— BEGIN —

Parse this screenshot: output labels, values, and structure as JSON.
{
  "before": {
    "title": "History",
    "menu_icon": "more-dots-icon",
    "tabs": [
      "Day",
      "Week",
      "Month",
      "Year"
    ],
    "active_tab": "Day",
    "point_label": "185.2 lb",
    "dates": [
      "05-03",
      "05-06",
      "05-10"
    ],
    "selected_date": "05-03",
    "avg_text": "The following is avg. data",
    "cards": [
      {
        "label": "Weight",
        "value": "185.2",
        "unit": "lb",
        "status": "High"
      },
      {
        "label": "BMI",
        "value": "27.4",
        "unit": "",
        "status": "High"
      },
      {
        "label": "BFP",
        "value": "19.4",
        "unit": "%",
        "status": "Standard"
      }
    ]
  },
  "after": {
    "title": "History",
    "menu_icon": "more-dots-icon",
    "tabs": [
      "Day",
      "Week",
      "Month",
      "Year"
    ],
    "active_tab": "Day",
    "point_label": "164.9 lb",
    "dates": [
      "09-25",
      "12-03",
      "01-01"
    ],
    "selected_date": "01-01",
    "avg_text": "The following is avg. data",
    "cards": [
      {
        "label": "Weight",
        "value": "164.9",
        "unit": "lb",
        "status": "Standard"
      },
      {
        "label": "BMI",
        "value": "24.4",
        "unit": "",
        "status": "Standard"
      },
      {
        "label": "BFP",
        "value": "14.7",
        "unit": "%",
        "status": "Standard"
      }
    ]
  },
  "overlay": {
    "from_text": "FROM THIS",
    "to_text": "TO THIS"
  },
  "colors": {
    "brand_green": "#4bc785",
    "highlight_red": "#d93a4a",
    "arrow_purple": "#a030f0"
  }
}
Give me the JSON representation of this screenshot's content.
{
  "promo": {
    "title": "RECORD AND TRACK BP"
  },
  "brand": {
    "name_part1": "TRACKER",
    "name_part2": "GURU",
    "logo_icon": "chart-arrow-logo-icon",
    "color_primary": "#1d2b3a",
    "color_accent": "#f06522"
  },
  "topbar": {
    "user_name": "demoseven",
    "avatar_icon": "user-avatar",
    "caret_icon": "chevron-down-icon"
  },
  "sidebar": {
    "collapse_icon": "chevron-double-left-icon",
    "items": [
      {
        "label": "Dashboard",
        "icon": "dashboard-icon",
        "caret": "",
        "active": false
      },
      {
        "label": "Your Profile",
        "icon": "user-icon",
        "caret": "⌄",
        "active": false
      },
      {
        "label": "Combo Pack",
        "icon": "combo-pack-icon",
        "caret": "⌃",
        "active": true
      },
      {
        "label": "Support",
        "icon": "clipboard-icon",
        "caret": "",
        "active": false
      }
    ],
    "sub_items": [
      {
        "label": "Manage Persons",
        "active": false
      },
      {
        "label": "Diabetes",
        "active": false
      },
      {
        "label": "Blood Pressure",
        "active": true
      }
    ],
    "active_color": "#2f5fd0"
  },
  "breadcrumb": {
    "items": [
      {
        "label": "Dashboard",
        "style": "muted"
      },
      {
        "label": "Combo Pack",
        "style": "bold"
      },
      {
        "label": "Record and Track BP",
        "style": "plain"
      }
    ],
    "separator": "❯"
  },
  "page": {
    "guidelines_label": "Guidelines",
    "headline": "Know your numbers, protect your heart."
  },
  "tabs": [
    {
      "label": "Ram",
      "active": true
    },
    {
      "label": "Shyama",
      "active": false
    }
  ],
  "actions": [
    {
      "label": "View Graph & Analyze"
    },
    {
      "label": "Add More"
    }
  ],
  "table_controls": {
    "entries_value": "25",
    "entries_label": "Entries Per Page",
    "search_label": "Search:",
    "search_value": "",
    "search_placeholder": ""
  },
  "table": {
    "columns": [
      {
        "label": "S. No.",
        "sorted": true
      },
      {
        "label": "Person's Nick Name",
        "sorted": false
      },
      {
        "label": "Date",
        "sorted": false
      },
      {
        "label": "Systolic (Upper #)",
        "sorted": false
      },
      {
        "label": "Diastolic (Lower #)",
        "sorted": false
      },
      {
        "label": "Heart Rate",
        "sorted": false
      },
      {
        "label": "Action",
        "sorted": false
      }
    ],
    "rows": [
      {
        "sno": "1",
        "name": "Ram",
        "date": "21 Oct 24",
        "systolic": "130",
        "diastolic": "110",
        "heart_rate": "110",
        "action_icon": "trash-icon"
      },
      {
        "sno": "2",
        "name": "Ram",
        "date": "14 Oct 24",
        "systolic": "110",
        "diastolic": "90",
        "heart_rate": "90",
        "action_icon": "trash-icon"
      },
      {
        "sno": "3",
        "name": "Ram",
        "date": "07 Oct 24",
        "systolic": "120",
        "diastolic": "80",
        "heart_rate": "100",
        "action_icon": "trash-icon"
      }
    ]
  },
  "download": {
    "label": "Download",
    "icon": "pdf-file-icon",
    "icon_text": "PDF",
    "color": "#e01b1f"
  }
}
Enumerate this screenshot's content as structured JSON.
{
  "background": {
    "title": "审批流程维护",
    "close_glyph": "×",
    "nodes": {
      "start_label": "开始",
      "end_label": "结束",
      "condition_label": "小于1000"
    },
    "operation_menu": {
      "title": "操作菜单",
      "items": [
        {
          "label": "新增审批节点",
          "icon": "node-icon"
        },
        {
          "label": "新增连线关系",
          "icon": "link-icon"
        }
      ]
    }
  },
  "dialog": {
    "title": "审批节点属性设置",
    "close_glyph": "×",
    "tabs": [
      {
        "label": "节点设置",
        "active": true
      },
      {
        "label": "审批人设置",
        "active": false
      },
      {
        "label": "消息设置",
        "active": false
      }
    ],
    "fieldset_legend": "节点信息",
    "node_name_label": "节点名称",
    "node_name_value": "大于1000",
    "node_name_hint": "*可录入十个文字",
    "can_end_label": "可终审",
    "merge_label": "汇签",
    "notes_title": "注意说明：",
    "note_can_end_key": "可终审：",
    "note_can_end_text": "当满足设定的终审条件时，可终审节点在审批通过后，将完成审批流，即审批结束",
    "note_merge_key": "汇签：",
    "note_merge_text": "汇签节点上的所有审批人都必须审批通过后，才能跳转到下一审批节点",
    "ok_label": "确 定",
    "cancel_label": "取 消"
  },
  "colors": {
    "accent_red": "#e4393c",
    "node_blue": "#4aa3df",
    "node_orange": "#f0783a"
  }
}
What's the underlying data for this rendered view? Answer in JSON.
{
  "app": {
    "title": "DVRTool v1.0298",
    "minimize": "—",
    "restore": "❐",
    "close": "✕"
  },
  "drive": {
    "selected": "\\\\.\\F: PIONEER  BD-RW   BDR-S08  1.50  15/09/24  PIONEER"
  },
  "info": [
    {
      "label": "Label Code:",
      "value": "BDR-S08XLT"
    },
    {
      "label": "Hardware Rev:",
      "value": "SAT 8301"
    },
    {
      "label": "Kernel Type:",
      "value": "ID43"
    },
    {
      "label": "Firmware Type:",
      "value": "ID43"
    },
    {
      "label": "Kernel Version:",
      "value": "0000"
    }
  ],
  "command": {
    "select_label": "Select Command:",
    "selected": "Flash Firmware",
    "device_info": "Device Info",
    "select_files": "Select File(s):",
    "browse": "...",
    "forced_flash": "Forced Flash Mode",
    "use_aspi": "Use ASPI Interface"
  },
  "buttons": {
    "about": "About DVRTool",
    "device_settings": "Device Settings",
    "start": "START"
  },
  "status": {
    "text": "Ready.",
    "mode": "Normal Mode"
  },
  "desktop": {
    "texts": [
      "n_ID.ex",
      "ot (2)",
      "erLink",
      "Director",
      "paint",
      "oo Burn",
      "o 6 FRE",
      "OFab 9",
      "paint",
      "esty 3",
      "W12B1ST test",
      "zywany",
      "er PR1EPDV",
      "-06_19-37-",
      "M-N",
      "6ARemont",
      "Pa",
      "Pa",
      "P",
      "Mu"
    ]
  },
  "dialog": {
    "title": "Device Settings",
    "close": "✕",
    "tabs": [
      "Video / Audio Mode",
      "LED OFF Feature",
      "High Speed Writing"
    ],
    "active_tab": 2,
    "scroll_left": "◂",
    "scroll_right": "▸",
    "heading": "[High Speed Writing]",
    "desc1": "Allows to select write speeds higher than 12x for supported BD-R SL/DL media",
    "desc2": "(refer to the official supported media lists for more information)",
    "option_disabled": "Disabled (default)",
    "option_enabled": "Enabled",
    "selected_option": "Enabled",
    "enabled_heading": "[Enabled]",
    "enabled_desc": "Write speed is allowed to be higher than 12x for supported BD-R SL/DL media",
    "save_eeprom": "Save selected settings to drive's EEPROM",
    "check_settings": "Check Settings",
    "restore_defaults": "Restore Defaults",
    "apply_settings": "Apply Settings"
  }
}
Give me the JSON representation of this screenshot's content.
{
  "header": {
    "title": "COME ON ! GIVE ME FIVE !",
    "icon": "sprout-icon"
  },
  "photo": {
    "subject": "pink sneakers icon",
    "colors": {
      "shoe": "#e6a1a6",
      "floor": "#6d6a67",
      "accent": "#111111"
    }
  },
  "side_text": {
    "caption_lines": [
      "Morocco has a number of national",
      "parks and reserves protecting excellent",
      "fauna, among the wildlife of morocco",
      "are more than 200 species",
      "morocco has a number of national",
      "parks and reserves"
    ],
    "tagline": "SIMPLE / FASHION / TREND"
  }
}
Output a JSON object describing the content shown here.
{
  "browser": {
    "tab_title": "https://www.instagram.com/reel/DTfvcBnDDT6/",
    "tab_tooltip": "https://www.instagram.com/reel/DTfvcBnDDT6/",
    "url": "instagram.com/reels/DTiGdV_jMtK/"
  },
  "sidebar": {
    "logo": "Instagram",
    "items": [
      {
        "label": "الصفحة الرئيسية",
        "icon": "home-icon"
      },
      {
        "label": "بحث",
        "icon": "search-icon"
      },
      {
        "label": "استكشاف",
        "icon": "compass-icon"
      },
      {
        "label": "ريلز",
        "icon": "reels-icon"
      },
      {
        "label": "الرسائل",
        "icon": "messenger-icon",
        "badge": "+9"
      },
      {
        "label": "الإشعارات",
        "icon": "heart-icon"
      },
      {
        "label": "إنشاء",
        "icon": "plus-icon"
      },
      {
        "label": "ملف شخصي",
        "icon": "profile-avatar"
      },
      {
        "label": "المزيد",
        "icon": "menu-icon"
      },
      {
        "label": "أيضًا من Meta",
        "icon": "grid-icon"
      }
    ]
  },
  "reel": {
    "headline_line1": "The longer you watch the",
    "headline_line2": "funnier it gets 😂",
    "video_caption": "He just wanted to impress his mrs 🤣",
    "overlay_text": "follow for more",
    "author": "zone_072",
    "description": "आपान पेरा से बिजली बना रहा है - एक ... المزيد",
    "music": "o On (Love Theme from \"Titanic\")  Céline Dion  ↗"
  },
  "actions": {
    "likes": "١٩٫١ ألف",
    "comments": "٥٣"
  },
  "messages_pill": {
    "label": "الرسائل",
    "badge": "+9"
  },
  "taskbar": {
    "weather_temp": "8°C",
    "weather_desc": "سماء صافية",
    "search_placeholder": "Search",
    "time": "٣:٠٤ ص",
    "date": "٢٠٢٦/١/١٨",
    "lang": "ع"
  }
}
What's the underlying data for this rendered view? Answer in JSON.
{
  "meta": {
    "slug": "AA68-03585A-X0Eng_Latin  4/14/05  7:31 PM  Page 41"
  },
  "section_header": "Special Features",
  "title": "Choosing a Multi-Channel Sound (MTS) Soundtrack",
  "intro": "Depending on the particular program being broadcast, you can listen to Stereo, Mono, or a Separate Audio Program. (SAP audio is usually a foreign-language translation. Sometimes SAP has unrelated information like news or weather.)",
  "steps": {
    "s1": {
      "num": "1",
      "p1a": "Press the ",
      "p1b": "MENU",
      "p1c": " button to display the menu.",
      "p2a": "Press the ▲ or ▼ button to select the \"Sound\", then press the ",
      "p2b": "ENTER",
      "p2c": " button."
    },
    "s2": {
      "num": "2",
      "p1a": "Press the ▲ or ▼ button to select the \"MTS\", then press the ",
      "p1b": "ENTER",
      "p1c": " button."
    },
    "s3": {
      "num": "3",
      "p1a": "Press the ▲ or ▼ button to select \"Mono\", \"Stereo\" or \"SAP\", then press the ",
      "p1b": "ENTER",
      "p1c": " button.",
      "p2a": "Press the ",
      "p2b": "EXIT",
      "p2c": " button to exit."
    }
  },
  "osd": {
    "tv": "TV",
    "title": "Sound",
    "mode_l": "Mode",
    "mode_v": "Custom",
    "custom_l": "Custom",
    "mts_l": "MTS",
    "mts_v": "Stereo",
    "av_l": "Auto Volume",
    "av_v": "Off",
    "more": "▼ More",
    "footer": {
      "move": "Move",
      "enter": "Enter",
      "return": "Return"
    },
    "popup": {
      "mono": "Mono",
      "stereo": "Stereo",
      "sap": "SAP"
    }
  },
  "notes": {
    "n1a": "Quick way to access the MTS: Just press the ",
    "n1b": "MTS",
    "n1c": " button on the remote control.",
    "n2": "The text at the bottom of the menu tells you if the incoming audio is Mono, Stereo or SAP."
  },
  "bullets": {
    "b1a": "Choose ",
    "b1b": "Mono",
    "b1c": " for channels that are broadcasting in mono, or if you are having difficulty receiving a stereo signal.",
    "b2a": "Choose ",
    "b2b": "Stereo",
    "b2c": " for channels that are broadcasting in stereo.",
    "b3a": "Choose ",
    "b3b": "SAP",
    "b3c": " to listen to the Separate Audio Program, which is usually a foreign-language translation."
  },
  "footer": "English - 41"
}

— END —

▶ [Task]:
Pick out every line of the listing containing the word "Kernel", and show those lines.

▶ [Result for this exercise]:
      "label": "Kernel Type:",
      "label": "Kernel Version:",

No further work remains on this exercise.